Raw records
-----

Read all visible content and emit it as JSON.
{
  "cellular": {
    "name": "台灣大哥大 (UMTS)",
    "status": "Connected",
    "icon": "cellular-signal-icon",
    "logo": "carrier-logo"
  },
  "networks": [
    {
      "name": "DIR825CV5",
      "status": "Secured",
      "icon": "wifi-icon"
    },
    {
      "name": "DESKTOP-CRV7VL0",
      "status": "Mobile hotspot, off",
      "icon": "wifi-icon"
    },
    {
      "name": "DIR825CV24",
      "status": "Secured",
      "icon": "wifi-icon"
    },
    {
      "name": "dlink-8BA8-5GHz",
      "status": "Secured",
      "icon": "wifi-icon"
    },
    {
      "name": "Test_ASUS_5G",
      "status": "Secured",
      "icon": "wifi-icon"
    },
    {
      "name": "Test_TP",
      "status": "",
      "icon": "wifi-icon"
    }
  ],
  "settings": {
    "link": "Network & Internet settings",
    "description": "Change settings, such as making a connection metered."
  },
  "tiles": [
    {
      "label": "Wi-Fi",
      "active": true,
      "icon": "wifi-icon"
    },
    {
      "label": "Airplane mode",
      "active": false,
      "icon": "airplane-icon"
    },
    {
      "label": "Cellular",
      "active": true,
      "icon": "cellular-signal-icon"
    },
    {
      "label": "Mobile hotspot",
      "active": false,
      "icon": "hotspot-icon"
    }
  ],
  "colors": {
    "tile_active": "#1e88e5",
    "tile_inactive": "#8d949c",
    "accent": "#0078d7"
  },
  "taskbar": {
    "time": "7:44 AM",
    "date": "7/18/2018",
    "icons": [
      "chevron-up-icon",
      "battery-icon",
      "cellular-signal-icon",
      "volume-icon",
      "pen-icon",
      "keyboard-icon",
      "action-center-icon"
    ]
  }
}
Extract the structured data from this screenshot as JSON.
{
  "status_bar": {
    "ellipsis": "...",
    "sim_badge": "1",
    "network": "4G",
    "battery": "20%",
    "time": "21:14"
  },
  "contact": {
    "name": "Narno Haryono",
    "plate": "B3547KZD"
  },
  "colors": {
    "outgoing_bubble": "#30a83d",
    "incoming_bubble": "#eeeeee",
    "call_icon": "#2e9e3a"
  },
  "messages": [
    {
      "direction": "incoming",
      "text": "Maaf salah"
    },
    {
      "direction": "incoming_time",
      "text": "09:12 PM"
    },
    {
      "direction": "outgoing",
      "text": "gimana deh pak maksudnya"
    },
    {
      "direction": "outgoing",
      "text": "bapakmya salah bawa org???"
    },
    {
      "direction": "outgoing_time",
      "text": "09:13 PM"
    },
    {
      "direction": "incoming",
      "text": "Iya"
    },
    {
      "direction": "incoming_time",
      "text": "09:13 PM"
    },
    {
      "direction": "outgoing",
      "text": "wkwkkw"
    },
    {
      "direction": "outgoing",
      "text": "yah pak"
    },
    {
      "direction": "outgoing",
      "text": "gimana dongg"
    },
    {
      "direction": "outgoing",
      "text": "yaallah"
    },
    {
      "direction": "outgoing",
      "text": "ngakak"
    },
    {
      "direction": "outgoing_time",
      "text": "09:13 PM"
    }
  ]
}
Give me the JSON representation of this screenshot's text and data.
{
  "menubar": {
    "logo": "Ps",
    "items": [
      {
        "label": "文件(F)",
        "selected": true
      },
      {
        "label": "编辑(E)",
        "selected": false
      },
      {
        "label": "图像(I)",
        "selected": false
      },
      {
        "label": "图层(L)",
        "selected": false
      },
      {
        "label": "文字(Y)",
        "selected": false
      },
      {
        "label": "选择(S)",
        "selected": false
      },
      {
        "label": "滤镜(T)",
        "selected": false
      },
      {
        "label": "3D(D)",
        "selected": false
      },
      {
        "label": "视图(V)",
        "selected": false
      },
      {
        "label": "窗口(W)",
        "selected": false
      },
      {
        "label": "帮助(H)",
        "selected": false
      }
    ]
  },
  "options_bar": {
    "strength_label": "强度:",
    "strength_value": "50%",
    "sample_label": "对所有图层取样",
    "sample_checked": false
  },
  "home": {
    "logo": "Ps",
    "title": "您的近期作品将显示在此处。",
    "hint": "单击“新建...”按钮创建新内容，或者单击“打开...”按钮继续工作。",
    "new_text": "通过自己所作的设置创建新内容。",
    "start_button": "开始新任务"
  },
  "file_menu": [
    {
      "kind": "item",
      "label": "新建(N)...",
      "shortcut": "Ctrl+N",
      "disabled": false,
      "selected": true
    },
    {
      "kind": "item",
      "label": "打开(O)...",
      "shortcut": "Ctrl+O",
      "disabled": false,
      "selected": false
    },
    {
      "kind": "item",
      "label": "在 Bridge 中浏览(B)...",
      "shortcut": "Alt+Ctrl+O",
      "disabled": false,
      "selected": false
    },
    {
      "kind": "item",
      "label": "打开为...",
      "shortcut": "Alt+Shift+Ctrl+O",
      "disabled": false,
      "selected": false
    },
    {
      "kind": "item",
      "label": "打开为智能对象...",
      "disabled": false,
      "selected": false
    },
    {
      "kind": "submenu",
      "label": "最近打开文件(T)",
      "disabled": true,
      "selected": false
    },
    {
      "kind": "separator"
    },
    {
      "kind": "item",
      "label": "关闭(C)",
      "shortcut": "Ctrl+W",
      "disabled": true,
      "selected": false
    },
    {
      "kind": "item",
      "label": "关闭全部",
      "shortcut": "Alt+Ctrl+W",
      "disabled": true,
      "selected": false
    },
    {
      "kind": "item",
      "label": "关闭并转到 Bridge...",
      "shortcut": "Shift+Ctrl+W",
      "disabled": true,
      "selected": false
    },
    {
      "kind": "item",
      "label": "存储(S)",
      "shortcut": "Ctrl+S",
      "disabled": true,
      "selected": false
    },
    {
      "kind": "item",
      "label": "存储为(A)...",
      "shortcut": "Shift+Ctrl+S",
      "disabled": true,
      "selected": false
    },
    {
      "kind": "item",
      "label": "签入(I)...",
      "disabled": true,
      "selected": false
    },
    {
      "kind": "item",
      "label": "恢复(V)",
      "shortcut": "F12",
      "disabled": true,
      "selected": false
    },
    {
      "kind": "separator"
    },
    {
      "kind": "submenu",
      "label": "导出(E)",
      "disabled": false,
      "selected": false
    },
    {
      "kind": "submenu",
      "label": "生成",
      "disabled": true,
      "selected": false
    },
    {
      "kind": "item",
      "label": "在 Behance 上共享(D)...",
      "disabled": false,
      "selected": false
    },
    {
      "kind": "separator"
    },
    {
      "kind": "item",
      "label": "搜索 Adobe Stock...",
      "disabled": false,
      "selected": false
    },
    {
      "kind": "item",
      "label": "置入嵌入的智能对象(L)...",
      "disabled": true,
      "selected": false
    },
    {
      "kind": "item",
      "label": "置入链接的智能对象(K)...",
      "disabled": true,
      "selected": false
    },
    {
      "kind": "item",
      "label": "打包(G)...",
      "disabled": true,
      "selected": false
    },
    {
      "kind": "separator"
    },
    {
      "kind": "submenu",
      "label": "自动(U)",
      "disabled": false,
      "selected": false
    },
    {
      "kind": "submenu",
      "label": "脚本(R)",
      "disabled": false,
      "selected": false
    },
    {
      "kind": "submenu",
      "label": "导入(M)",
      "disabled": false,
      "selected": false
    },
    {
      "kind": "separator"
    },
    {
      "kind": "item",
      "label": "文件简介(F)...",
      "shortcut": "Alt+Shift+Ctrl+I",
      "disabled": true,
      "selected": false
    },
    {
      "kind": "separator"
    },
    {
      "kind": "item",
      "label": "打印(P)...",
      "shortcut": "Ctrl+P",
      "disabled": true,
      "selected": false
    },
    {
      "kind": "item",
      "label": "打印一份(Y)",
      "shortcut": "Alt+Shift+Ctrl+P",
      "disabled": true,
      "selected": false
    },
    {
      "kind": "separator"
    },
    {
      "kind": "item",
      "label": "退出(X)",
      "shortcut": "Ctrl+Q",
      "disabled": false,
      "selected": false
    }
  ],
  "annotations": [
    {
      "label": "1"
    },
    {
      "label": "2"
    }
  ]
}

-----

● Task requirements
Tally how many lines of the data include the word "Mobile". Write the number and nothing else.

● The solution
2